TO BE DONE: Write out each entry again. Keep every word exactly as it is.

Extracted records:
-*-

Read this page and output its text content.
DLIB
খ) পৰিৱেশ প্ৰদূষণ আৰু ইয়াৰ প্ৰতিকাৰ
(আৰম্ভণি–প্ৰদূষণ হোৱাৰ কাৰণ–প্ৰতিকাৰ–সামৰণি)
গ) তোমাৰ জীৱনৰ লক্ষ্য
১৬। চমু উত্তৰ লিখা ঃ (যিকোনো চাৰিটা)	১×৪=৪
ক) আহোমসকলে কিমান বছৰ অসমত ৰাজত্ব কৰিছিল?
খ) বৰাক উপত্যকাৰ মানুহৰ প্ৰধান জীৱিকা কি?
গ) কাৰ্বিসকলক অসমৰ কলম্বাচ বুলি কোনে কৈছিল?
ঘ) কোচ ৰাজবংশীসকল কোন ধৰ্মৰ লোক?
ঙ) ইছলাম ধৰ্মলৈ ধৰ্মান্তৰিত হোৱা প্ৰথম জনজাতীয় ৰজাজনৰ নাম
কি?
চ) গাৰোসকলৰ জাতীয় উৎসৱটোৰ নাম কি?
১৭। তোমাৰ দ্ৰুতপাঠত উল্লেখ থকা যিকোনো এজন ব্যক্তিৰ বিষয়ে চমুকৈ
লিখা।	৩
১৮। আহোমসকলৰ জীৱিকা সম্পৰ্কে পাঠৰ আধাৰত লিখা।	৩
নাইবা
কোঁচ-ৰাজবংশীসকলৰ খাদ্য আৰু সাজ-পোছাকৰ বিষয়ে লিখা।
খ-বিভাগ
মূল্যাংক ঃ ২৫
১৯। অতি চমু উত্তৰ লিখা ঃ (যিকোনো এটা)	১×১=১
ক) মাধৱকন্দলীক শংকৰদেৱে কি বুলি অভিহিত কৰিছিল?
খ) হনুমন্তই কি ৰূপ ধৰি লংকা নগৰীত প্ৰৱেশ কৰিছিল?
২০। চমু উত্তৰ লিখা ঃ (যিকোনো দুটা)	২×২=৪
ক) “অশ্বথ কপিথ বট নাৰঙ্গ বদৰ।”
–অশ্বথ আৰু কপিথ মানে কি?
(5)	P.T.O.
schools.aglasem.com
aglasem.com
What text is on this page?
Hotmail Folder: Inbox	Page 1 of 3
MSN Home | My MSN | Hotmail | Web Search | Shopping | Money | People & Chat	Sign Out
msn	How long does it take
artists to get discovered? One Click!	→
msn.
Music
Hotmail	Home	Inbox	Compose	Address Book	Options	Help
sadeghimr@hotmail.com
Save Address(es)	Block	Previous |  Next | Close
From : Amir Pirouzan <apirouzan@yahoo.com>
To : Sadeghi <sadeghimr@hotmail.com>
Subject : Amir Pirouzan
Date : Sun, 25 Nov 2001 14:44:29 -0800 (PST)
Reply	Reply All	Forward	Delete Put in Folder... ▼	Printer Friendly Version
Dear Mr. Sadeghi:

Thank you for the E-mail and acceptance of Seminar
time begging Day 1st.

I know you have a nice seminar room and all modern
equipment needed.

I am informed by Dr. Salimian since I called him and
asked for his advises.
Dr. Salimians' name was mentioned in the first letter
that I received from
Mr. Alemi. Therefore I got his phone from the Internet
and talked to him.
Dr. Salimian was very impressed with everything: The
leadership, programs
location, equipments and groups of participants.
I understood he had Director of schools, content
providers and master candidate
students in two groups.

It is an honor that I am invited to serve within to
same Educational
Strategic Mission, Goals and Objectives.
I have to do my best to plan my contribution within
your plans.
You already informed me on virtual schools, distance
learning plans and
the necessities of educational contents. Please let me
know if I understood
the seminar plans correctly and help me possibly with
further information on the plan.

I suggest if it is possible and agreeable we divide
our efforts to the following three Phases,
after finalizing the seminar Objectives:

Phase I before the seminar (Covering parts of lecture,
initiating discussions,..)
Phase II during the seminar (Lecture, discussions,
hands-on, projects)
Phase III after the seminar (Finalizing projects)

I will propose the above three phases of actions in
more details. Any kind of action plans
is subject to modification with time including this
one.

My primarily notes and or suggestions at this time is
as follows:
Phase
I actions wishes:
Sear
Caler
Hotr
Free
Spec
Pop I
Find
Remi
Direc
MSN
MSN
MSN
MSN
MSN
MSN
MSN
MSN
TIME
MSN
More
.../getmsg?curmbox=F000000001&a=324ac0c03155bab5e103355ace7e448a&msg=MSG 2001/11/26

-*-

RESPONSE:
Read this page and output its text content.
DLIB
খ) পৰিৱেশ প্ৰদূষণ আৰু ইয়াৰ প্ৰতিকাৰ
(আৰম্ভণি–প্ৰদূষণ হোৱাৰ কাৰণ–প্ৰতিকাৰ–সামৰণি)
গ) তোমাৰ জীৱনৰ লক্ষ্য
১৬। চমু উত্তৰ লিখা ঃ (যিকোনো চাৰিটা)	১×৪=৪
ক) আহোমসকলে কিমান বছৰ অসমত ৰাজত্ব কৰিছিল?
খ) বৰাক উপত্যকাৰ মানুহৰ প্ৰধান জীৱিকা কি?
গ) কাৰ্বিসকলক অসমৰ কলম্বাচ বুলি কোনে কৈছিল?
ঘ) কোচ ৰাজবংশীসকল কোন ধৰ্মৰ লোক?
ঙ) ইছলাম ধৰ্মলৈ ধৰ্মান্তৰিত হোৱা প্ৰথম জনজাতীয় ৰজাজনৰ নাম
কি?
চ) গাৰোসকলৰ জাতীয় উৎসৱটোৰ নাম কি?
১৭। তোমাৰ দ্ৰুতপাঠত উল্লেখ থকা যিকোনো এজন ব্যক্তিৰ বিষয়ে চমুকৈ
লিখা।	৩
১৮। আহোমসকলৰ জীৱিকা সম্পৰ্কে পাঠৰ আধাৰত লিখা।	৩
নাইবা
কোঁচ-ৰাজবংশীসকলৰ খাদ্য আৰু সাজ-পোছাকৰ বিষয়ে লিখা।
খ-বিভাগ
মূল্যাংক ঃ ২৫
১৯। অতি চমু উত্তৰ লিখা ঃ (যিকোনো এটা)	১×১=১
ক) মাধৱকন্দলীক শংকৰদেৱে কি বুলি অভিহিত কৰিছিল?
খ) হনুমন্তই কি ৰূপ ধৰি লংকা নগৰীত প্ৰৱেশ কৰিছিল?
২০। চমু উত্তৰ লিখা ঃ (যিকোনো দুটা)	২×২=৪
ক) “অশ্বথ কপিথ বট নাৰঙ্গ বদৰ।”
–অশ্বথ আৰু কপিথ মানে কি?
(5)	P.T.O.
schools.aglasem.com
aglasem.com
What text is on this page?
Hotmail Folder: Inbox	Page 1 of 3
MSN Home | My MSN | Hotmail | Web Search | Shopping | Money | People & Chat	Sign Out
msn	How long does it take
artists to get discovered? One Click!	→
msn.
Music
Hotmail	Home	Inbox	Compose	Address Book	Options	Help
sadeghimr@hotmail.com
Save Address(es)	Block	Previous |  Next | Close
From : Amir Pirouzan <apirouzan@yahoo.com>
To : Sadeghi <sadeghimr@hotmail.com>
Subject : Amir Pirouzan
Date : Sun, 25 Nov 2001 14:44:29 -0800 (PST)
Reply	Reply All	Forward	Delete Put in Folder... ▼	Printer Friendly Version
Dear Mr. Sadeghi:

Thank you for the E-mail and acceptance of Seminar
time begging Day 1st.

I know you have a nice seminar room and all modern
equipment needed.

I am informed by Dr. Salimian since I called him and
asked for his advises.
Dr. Salimians' name was mentioned in the first letter
that I received from
Mr. Alemi. Therefore I got his phone from the Internet
and talked to him.
Dr. Salimian was very impressed with everything: The
leadership, programs
location, equipments and groups of participants.
I understood he had Director of schools, content
providers and master candidate
students in two groups.

It is an honor that I am invited to serve within to
same Educational
Strategic Mission, Goals and Objectives.
I have to do my best to plan my contribution within
your plans.
You already informed me on virtual schools, distance
learning plans and
the necessities of educational contents. Please let me
know if I understood
the seminar plans correctly and help me possibly with
further information on the plan.

I suggest if it is possible and agreeable we divide
our efforts to the following three Phases,
after finalizing the seminar Objectives:

Phase I before the seminar (Covering parts of lecture,
initiating discussions,..)
Phase II during the seminar (Lecture, discussions,
hands-on, projects)
Phase III after the seminar (Finalizing projects)

I will propose the above three phases of actions in
more details. Any kind of action plans
is subject to modification with time including this
one.

My primarily notes and or suggestions at this time is
as follows:
Phase
I actions wishes:
Sear
Caler
Hotr
Free
Spec
Pop I
Find
Remi
Direc
MSN
MSN
MSN
MSN
MSN
MSN
MSN
MSN
TIME
MSN
More
.../getmsg?curmbox=F000000001&a=324ac0c03155bab5e103355ace7e448a&msg=MSG 2001/11/26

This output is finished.